Collected data entries:
^^^^^^^^
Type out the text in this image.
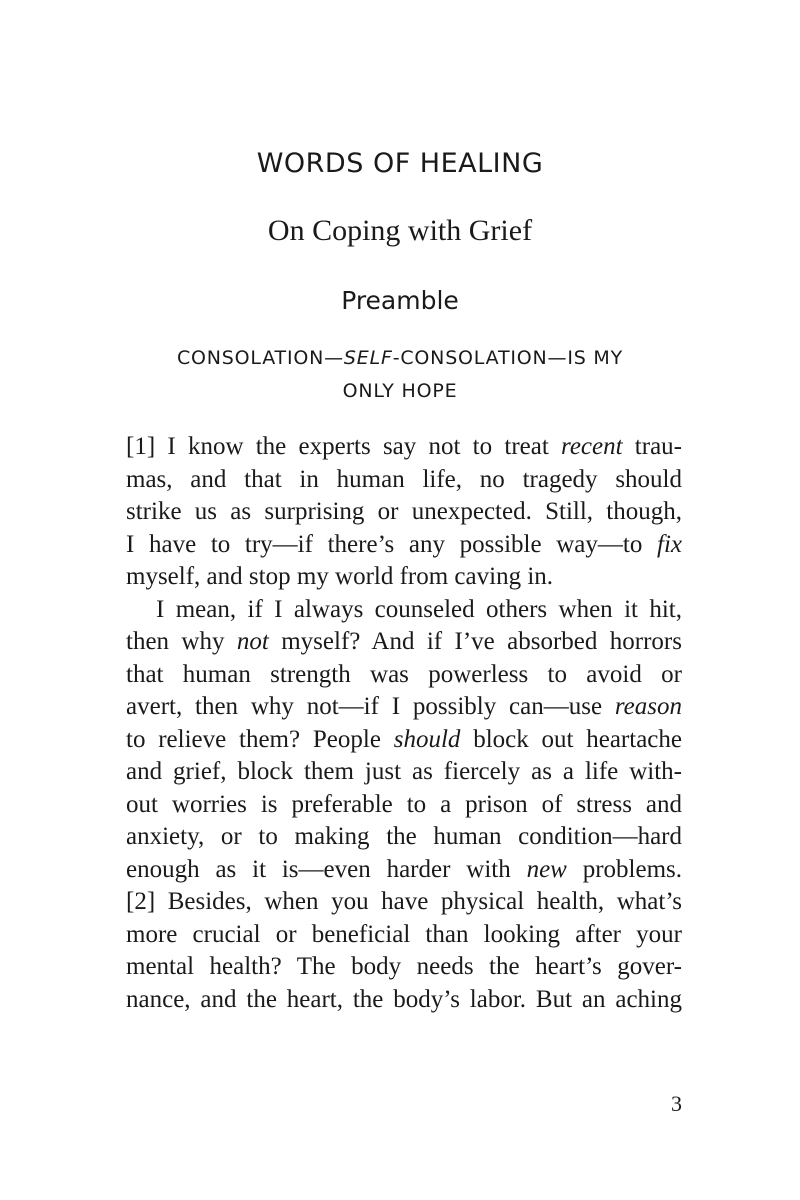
WORDS OF HEALING
On Coping with Grief
Preamble
CONSOLATION—SELF-CONSOLATION—IS MY
ONLY HOPE
[1] I know the experts say not to treat recent trau-
mas, and that in human life, no tragedy should
strike us as surprising or unexpected. Still, though,
I have to try—if there’s any possible way—to fix
myself, and stop my world from caving in.
I mean, if I always counseled others when it hit,
then why not myself? And if I’ve absorbed horrors
that human strength was powerless to avoid or
avert, then why not—if I possibly can—use reason
to relieve them? People should block out heartache
and grief, block them just as fiercely as a life with-
out worries is preferable to a prison of stress and
anxiety, or to making the human condition—hard
enough as it is—even harder with new problems.
[2] Besides, when you have physical health, what’s
more crucial or beneficial than looking after your
mental health? The body needs the heart’s gover-
nance, and the heart, the body’s labor. But an aching
3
^^^^^^^^
Write out the entries above verbatim; the pictures do not belong in your copy.

* _TASK SOLUTION_
Type out the text in this image.
WORDS OF HEALING
On Coping with Grief
Preamble
CONSOLATION—SELF-CONSOLATION—IS MY
ONLY HOPE
[1] I know the experts say not to treat recent trau-
mas, and that in human life, no tragedy should
strike us as surprising or unexpected. Still, though,
I have to try—if there’s any possible way—to fix
myself, and stop my world from caving in.
I mean, if I always counseled others when it hit,
then why not myself? And if I’ve absorbed horrors
that human strength was powerless to avoid or
avert, then why not—if I possibly can—use reason
to relieve them? People should block out heartache
and grief, block them just as fiercely as a life with-
out worries is preferable to a prison of stress and
anxiety, or to making the human condition—hard
enough as it is—even harder with new problems.
[2] Besides, when you have physical health, what’s
more crucial or beneficial than looking after your
mental health? The body needs the heart’s gover-
nance, and the heart, the body’s labor. But an aching
3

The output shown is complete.